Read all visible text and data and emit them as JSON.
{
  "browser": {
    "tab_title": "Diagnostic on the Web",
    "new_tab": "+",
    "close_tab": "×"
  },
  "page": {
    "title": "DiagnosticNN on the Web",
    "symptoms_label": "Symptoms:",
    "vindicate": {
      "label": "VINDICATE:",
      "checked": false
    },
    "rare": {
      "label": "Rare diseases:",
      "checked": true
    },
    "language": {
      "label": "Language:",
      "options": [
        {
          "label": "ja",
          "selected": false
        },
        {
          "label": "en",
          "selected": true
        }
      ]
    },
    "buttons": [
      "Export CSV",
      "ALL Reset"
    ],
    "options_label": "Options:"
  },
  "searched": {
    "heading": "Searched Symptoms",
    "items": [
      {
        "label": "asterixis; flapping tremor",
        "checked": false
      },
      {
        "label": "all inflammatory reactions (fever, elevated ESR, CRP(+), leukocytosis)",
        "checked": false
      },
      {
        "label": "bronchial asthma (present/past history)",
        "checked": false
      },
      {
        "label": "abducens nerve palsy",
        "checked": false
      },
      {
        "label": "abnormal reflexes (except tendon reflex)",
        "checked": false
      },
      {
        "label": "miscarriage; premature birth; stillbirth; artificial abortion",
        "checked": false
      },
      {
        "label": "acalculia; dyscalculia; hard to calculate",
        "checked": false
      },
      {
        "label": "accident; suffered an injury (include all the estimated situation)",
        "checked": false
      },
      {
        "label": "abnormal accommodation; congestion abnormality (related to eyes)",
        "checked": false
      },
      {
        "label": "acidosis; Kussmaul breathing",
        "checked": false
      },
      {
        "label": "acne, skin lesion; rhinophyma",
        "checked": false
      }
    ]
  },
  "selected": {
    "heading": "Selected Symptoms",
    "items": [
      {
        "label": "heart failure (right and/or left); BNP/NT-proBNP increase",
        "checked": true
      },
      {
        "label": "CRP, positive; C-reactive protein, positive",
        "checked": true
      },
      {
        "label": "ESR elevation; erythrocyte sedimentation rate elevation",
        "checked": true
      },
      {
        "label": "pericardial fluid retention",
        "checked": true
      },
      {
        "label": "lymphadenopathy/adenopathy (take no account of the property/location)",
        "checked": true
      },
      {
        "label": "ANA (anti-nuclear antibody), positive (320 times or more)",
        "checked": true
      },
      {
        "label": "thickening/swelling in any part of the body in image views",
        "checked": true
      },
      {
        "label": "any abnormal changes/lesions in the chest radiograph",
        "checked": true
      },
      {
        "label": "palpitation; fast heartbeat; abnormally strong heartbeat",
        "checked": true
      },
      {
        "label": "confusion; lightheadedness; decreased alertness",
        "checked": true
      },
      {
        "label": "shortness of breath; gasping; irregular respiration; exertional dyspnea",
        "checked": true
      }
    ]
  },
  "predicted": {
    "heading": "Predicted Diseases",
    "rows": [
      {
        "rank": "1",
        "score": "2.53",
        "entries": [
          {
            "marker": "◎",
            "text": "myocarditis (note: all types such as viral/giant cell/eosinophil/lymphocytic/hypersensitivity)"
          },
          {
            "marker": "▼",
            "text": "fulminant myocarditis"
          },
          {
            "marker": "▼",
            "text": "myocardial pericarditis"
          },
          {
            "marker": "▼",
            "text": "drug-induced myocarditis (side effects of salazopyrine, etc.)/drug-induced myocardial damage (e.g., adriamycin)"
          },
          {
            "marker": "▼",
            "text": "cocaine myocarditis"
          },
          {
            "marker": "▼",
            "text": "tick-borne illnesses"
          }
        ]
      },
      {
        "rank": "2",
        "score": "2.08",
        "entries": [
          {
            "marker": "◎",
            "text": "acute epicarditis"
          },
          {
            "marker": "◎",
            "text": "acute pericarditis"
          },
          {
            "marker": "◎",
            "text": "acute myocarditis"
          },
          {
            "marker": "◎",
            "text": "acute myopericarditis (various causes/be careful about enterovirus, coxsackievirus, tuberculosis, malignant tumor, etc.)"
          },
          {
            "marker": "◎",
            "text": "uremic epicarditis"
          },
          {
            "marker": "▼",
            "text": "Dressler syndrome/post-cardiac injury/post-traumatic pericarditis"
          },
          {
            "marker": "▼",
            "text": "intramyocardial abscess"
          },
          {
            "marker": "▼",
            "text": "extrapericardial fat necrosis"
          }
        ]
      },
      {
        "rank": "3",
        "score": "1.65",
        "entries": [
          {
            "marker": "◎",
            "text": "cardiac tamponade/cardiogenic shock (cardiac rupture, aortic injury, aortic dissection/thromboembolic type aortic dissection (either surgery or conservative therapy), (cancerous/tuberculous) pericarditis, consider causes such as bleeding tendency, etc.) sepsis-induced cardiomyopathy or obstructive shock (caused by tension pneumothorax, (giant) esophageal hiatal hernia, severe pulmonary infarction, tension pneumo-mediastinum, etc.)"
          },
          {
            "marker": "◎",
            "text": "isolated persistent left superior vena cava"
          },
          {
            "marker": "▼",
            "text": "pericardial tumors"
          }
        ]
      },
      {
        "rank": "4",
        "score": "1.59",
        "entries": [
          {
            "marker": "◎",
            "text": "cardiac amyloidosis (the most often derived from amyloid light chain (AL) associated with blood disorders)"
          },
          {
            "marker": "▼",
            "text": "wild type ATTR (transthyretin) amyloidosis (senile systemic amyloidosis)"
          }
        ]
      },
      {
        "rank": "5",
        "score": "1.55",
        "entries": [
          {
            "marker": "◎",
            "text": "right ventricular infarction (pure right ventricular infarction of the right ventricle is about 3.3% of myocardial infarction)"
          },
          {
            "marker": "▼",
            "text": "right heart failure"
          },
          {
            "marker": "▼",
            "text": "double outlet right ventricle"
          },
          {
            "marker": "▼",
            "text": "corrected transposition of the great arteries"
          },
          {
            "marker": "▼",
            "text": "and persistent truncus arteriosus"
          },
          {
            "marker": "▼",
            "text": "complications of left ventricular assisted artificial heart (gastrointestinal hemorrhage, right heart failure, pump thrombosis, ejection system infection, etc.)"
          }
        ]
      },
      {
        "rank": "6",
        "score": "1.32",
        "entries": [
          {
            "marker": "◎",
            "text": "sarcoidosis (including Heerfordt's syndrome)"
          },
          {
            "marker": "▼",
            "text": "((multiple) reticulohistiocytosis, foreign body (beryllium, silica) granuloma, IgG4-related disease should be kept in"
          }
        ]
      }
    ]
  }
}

| About this task |
Note every line above where the string "Symptoms" shows up, and copy those lines.

| Solution below |
    "symptoms_label": "Symptoms:",
    "heading": "Searched Symptoms",
    "heading": "Selected Symptoms",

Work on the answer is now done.